OBJECTIVE => Write the material out again exactly as it stands.
-- BEGIN INPUT RECORDS --
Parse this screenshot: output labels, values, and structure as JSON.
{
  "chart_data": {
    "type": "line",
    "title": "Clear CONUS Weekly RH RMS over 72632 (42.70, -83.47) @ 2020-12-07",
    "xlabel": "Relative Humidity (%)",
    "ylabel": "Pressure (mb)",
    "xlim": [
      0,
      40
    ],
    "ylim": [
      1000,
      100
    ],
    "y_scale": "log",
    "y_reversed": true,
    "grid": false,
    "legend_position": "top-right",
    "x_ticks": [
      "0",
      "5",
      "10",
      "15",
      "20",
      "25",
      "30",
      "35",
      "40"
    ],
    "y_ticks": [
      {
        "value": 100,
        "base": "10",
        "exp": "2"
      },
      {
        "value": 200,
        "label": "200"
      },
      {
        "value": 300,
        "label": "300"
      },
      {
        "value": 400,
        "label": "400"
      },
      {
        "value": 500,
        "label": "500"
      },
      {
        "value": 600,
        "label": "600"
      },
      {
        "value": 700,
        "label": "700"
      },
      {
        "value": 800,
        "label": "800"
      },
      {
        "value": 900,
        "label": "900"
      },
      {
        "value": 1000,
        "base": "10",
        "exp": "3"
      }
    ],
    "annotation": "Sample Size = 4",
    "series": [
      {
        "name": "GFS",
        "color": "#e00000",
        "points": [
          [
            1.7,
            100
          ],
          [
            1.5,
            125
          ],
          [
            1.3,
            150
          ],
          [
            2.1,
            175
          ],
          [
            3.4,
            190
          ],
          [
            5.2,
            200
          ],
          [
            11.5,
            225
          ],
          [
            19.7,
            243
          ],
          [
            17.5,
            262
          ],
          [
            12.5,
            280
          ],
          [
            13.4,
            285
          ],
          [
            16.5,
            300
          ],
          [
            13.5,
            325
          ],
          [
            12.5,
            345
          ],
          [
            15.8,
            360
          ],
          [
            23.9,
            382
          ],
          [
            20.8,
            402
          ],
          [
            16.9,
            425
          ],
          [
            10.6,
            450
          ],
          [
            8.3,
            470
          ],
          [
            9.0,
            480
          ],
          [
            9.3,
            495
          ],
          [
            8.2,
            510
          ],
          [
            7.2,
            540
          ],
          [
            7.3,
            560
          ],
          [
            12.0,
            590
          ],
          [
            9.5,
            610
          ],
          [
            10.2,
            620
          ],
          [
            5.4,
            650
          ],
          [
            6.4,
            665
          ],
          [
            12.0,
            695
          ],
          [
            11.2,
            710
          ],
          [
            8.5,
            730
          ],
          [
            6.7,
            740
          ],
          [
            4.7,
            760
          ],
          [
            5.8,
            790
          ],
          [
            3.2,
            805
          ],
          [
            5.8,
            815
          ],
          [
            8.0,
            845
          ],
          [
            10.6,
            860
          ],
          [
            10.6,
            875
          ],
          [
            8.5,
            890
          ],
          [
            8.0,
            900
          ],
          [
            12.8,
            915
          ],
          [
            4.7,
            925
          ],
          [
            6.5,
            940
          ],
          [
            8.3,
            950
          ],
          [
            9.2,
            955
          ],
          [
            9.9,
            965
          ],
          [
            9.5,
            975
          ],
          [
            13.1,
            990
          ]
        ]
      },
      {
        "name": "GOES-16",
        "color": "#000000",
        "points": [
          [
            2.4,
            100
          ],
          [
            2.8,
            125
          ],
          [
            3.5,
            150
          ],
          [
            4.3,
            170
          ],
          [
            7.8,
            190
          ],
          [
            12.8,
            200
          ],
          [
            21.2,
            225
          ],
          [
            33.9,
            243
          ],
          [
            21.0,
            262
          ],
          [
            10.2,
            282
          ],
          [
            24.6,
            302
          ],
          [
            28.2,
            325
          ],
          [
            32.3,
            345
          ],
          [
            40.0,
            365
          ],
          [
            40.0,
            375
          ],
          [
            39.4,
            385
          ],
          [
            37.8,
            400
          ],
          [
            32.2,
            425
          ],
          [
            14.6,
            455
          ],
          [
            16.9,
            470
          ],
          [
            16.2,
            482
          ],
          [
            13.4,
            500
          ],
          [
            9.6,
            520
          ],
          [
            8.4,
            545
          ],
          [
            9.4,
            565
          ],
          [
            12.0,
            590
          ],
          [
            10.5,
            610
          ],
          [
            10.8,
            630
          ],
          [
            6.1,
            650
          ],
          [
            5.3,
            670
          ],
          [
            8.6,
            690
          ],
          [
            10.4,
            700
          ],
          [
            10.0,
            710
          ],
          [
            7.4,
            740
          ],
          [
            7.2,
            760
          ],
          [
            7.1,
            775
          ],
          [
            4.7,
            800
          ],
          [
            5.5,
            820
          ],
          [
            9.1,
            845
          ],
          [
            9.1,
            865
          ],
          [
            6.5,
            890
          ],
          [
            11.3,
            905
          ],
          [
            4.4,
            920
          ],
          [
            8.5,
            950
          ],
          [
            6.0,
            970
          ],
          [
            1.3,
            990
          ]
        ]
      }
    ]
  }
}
-- END INPUT RECORDS --
TASK RESPONSE =>
Parse this screenshot: output labels, values, and structure as JSON.
{
  "chart_data": {
    "type": "line",
    "title": "Clear CONUS Weekly RH RMS over 72632 (42.70, -83.47) @ 2020-12-07",
    "xlabel": "Relative Humidity (%)",
    "ylabel": "Pressure (mb)",
    "xlim": [
      0,
      40
    ],
    "ylim": [
      1000,
      100
    ],
    "y_scale": "log",
    "y_reversed": true,
    "grid": false,
    "legend_position": "top-right",
    "x_ticks": [
      "0",
      "5",
      "10",
      "15",
      "20",
      "25",
      "30",
      "35",
      "40"
    ],
    "y_ticks": [
      {
        "value": 100,
        "base": "10",
        "exp": "2"
      },
      {
        "value": 200,
        "label": "200"
      },
      {
        "value": 300,
        "label": "300"
      },
      {
        "value": 400,
        "label": "400"
      },
      {
        "value": 500,
        "label": "500"
      },
      {
        "value": 600,
        "label": "600"
      },
      {
        "value": 700,
        "label": "700"
      },
      {
        "value": 800,
        "label": "800"
      },
      {
        "value": 900,
        "label": "900"
      },
      {
        "value": 1000,
        "base": "10",
        "exp": "3"
      }
    ],
    "annotation": "Sample Size = 4",
    "series": [
      {
        "name": "GFS",
        "color": "#e00000",
        "points": [
          [
            1.7,
            100
          ],
          [
            1.5,
            125
          ],
          [
            1.3,
            150
          ],
          [
            2.1,
            175
          ],
          [
            3.4,
            190
          ],
          [
            5.2,
            200
          ],
          [
            11.5,
            225
          ],
          [
            19.7,
            243
          ],
          [
            17.5,
            262
          ],
          [
            12.5,
            280
          ],
          [
            13.4,
            285
          ],
          [
            16.5,
            300
          ],
          [
            13.5,
            325
          ],
          [
            12.5,
            345
          ],
          [
            15.8,
            360
          ],
          [
            23.9,
            382
          ],
          [
            20.8,
            402
          ],
          [
            16.9,
            425
          ],
          [
            10.6,
            450
          ],
          [
            8.3,
            470
          ],
          [
            9.0,
            480
          ],
          [
            9.3,
            495
          ],
          [
            8.2,
            510
          ],
          [
            7.2,
            540
          ],
          [
            7.3,
            560
          ],
          [
            12.0,
            590
          ],
          [
            9.5,
            610
          ],
          [
            10.2,
            620
          ],
          [
            5.4,
            650
          ],
          [
            6.4,
            665
          ],
          [
            12.0,
            695
          ],
          [
            11.2,
            710
          ],
          [
            8.5,
            730
          ],
          [
            6.7,
            740
          ],
          [
            4.7,
            760
          ],
          [
            5.8,
            790
          ],
          [
            3.2,
            805
          ],
          [
            5.8,
            815
          ],
          [
            8.0,
            845
          ],
          [
            10.6,
            860
          ],
          [
            10.6,
            875
          ],
          [
            8.5,
            890
          ],
          [
            8.0,
            900
          ],
          [
            12.8,
            915
          ],
          [
            4.7,
            925
          ],
          [
            6.5,
            940
          ],
          [
            8.3,
            950
          ],
          [
            9.2,
            955
          ],
          [
            9.9,
            965
          ],
          [
            9.5,
            975
          ],
          [
            13.1,
            990
          ]
        ]
      },
      {
        "name": "GOES-16",
        "color": "#000000",
        "points": [
          [
            2.4,
            100
          ],
          [
            2.8,
            125
          ],
          [
            3.5,
            150
          ],
          [
            4.3,
            170
          ],
          [
            7.8,
            190
          ],
          [
            12.8,
            200
          ],
          [
            21.2,
            225
          ],
          [
            33.9,
            243
          ],
          [
            21.0,
            262
          ],
          [
            10.2,
            282
          ],
          [
            24.6,
            302
          ],
          [
            28.2,
            325
          ],
          [
            32.3,
            345
          ],
          [
            40.0,
            365
          ],
          [
            40.0,
            375
          ],
          [
            39.4,
            385
          ],
          [
            37.8,
            400
          ],
          [
            32.2,
            425
          ],
          [
            14.6,
            455
          ],
          [
            16.9,
            470
          ],
          [
            16.2,
            482
          ],
          [
            13.4,
            500
          ],
          [
            9.6,
            520
          ],
          [
            8.4,
            545
          ],
          [
            9.4,
            565
          ],
          [
            12.0,
            590
          ],
          [
            10.5,
            610
          ],
          [
            10.8,
            630
          ],
          [
            6.1,
            650
          ],
          [
            5.3,
            670
          ],
          [
            8.6,
            690
          ],
          [
            10.4,
            700
          ],
          [
            10.0,
            710
          ],
          [
            7.4,
            740
          ],
          [
            7.2,
            760
          ],
          [
            7.1,
            775
          ],
          [
            4.7,
            800
          ],
          [
            5.5,
            820
          ],
          [
            9.1,
            845
          ],
          [
            9.1,
            865
          ],
          [
            6.5,
            890
          ],
          [
            11.3,
            905
          ],
          [
            4.4,
            920
          ],
          [
            8.5,
            950
          ],
          [
            6.0,
            970
          ],
          [
            1.3,
            990
          ]
        ]
      }
    ]
  }
}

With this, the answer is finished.